- **EXCERPT PROVIDED**:
***

Frank Edward McKinney Jr. (November 3, 1938 – September 11, 1992) was an American competition swimmer, Olympic champion, and former world record-holder.  He later became a prominent executive in the American banking industry, but died in a mid-air collision of two aircraft.

McKinney was the son of Frank E. McKinney, a former chairman of the Democratic National Committee and a former owner of the National League's Pittsburgh Pirates of Major League Baseball.  

He was the youngest member of a U.S. national swim team which set a world record in the 4×100-meter medley relay at the 1955 Pan American Games.  At the Pan American Games, the 16-year-old high school student also won a gold medal in the 100-meter backstroke.
	 
Born in Indianapolis, Indiana, he did the most to introduce modern backstroke techniques. Following Yoshi Oyakawa as the premier U.S. backstroker, McKinney was the pioneer of the modern bent-arm backstrokers, even as Oyakawa had been the last of the straight-arm school.  McKinney was the leader of a remarkable group of teenagers who won the U.S. Nationals for the Indianapolis Athletic Club alongside Mike Troy, Bill Barton, Bill Cass and Alan Somers.  Later, they would all swim for the Indiana Hoosiers swimming and diving team under coach Doc Counsilman at Indiana University.

***

- **INFORMATION SUPPLIED**:
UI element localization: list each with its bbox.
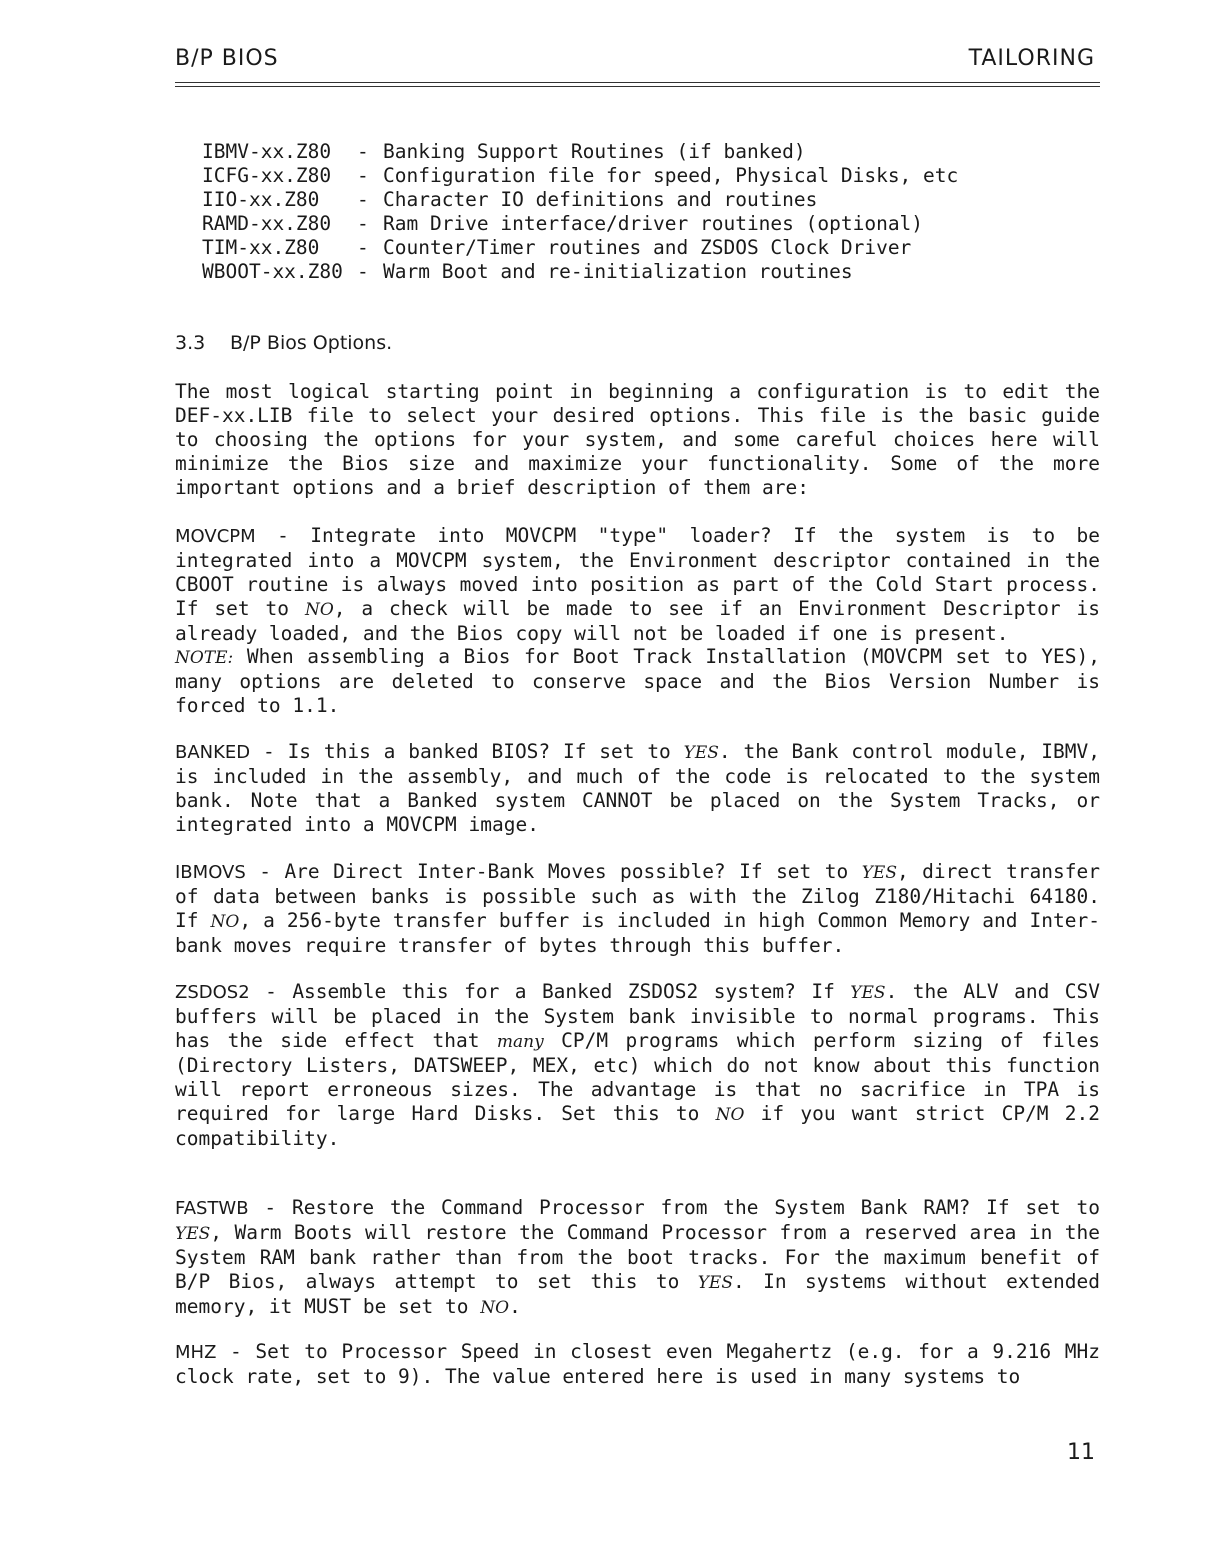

***

- **PROBLEMS TO SOLVE**:
A - From the passage on Frank McKinney Jr., transcribe the words starting with "McKinney was the son" and going on through "Major League Baseball.".
B - The passage on Frank McKinney Jr. names the teammates who won the U.S. Nationals alongside him for the Indianapolis Athletic Club. List all of them.
C - Take the passage on Frank McKinney Jr. further, starting after its final sentence.

- **ANSWERS FOR THE EXERCISE**:
A -
McKinney was the son of Frank E. McKinney, a former chairman of the Democratic National Committee and a former owner of the National League's Pittsburgh Pirates of Major League Baseball.

B -
Mike Troy
Bill Barton
Bill Cass
Alan Somers

C -
McKinney captured a bronze medal in the men's 100-meter backstroke at the 1956 Summer Olympics in Melbourne, Australia, then afterward entered Indiana University.

At the 1960 Summer Olympics in Rome, Italy, he received a silver medal for his second-place finish in the men's 100-meter backstroke. He also won a gold medal by swimming the lead-off backstroke leg for the first-place U.S. team in the men's 4×100-meter medley relay.

McKinney retired from competition after graduating from Indiana University in 1961, and went into banking. He was the president of Bank One of Indiana (previously American Fletcher National Bank), headquartered in Indianapolis when he died, aged 53, in a mid-air collision between two aircraft in 1992.  As part of the merger, he also became president of the Columbus, Ohio-based parent company, Banc One Corporation, while still serving as the chief executive officer of the Indiana subsidiary. McKinney was traveling to Columbus, Ohio, with 3 other civic leaders, who were also killed along with the pilots of both aircraft.
 He is buried in Crown Hill Cemetery in Indianapolis.

See also
 List of members of the International Swimming Hall of Fame
 List of Indiana University (Bloomington) people
 List of Olympic medalists in swimming (men)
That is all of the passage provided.